▸ **Dataset records**:

>> Start

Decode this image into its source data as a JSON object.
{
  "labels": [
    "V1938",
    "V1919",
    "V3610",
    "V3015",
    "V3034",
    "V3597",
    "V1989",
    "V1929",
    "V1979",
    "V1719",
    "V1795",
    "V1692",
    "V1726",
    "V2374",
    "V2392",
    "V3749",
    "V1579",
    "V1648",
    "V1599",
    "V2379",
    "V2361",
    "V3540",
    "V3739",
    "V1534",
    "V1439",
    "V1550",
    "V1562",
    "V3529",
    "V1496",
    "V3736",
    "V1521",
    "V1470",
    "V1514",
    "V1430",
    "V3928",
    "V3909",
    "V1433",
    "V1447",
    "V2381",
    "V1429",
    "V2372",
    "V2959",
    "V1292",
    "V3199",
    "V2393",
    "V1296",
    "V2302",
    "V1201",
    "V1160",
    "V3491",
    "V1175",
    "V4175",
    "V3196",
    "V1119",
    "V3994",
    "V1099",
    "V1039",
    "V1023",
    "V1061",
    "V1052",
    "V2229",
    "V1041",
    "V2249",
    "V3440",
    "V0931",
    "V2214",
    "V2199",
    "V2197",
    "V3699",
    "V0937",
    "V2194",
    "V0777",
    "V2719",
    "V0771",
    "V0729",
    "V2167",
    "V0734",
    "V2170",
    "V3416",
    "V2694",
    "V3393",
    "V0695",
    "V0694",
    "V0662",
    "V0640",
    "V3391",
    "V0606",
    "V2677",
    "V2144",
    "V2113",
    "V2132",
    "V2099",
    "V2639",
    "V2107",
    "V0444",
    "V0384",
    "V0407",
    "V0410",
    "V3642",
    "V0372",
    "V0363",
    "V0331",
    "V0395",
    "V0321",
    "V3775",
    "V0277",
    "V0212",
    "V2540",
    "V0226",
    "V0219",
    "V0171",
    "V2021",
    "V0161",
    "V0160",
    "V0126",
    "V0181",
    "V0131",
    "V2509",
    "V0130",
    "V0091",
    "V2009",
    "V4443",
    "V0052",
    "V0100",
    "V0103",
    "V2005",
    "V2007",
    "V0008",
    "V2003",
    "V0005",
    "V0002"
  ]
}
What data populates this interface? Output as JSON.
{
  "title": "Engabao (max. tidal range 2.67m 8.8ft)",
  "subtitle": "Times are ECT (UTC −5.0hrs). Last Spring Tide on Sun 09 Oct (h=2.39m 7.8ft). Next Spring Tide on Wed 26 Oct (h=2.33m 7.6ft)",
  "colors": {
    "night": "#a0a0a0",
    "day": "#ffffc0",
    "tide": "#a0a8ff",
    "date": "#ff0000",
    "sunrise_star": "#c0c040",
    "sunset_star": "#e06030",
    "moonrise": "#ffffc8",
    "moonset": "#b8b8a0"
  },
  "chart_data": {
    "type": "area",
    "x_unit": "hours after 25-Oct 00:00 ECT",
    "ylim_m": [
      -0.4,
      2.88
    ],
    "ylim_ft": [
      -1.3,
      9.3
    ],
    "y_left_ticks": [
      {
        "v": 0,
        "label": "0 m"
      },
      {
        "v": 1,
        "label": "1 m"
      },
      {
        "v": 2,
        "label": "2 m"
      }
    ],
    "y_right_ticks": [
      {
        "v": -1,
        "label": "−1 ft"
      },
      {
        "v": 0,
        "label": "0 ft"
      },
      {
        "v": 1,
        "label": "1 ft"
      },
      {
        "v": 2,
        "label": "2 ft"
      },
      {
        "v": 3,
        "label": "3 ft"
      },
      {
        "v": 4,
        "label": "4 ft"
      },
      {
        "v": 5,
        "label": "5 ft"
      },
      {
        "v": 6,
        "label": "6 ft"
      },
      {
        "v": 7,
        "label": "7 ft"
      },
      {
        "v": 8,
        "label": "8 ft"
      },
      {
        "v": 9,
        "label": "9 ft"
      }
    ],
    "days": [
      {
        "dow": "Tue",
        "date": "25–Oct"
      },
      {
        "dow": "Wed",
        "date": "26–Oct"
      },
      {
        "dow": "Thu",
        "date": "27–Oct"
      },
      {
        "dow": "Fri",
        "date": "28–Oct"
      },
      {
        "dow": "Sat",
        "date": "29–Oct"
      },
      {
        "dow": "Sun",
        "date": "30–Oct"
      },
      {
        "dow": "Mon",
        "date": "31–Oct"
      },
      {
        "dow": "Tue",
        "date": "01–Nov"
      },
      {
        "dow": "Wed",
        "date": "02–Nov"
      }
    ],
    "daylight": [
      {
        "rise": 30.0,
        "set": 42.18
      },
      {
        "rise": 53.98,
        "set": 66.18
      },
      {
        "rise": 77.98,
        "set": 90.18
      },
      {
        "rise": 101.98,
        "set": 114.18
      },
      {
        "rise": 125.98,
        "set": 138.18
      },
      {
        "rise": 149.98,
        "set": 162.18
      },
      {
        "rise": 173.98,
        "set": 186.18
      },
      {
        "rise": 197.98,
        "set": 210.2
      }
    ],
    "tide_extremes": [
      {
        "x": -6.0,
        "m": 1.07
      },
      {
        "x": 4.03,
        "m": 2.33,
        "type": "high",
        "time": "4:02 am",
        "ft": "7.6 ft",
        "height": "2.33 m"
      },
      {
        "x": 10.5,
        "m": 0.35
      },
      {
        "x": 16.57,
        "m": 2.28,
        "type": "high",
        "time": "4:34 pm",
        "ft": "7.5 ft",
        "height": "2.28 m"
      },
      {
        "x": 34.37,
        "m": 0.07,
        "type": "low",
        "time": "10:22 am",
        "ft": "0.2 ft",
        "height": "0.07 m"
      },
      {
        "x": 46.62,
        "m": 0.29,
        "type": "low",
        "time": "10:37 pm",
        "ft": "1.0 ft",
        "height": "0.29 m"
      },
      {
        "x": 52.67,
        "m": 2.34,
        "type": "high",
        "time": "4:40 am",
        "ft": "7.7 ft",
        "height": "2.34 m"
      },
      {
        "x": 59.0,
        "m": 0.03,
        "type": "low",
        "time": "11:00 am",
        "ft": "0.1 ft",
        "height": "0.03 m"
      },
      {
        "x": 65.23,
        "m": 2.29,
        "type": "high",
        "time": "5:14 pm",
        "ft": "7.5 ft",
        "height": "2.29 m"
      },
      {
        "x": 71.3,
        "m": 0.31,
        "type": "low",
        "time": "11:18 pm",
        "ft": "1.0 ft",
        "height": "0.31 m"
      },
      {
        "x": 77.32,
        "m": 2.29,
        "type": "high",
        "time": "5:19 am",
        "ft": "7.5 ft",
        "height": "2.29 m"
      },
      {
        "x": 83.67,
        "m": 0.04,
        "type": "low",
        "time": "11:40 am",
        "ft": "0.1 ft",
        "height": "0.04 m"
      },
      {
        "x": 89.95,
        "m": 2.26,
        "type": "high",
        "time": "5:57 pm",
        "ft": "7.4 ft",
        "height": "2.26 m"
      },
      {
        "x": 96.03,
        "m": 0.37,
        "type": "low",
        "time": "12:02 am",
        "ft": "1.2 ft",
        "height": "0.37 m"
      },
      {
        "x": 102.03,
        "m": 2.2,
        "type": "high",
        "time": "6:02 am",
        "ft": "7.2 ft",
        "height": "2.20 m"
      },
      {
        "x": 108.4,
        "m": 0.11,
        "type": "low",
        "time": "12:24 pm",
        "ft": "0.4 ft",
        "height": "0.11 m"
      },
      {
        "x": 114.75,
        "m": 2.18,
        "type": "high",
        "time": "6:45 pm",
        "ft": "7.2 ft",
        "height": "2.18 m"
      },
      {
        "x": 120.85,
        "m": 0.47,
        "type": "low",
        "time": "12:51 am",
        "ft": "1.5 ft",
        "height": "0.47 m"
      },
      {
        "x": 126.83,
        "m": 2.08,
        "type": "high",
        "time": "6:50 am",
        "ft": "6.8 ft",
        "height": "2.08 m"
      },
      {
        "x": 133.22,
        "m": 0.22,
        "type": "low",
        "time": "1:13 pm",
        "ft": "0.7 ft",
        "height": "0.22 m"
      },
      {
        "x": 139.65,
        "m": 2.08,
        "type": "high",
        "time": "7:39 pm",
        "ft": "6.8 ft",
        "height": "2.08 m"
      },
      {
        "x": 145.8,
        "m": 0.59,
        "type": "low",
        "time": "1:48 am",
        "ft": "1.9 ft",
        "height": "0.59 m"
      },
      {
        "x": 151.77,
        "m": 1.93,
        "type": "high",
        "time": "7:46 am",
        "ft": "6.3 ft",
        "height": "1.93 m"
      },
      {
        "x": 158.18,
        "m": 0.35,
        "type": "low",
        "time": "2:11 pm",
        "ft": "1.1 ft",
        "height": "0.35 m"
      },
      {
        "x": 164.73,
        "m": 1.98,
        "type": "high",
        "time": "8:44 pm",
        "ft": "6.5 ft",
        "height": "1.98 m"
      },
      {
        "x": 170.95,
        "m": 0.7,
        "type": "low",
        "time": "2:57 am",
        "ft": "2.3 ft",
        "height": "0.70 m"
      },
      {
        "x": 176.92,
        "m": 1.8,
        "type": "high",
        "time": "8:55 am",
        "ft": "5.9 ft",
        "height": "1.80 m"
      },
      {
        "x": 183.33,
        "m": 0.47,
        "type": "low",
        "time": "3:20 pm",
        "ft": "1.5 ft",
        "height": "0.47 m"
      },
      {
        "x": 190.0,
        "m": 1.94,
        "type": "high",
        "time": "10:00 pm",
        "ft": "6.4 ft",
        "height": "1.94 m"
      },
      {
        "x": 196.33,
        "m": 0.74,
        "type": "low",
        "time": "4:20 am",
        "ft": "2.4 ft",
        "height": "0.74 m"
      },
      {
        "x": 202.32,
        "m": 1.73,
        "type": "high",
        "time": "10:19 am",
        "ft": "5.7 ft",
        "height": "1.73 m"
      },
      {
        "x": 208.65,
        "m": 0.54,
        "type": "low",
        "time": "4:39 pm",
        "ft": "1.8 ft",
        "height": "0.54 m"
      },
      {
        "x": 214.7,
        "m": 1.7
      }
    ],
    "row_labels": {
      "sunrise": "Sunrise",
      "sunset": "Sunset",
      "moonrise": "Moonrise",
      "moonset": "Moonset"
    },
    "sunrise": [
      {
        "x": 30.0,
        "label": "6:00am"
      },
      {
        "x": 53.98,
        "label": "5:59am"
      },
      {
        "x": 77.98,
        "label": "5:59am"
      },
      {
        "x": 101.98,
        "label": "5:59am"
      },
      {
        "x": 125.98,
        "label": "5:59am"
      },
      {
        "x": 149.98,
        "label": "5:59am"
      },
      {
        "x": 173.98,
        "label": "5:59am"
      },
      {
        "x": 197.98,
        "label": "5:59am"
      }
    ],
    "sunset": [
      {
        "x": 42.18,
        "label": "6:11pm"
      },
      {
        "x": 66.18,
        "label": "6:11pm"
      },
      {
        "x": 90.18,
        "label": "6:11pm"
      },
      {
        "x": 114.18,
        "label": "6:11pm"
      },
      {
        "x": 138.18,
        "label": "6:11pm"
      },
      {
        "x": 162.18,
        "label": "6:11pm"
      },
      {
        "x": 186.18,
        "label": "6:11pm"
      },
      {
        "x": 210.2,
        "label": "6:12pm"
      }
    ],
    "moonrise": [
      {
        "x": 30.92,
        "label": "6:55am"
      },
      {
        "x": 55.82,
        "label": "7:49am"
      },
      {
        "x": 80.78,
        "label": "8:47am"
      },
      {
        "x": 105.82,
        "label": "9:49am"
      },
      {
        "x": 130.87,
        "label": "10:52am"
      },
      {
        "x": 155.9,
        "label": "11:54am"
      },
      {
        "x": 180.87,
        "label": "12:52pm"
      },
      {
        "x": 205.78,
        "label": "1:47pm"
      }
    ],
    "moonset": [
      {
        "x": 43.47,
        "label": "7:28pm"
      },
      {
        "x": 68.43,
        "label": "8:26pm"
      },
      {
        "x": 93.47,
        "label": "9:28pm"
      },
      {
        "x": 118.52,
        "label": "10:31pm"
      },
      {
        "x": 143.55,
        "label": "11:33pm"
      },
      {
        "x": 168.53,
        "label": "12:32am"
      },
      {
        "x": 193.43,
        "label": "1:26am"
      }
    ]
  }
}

>> End

▸ **Exercise description**: Return every line above in which the string "moonrise" occurs.

▸ **The result**:
    "moonrise": "#ffffc8",
      "moonrise": "Moonrise",
    "moonrise": [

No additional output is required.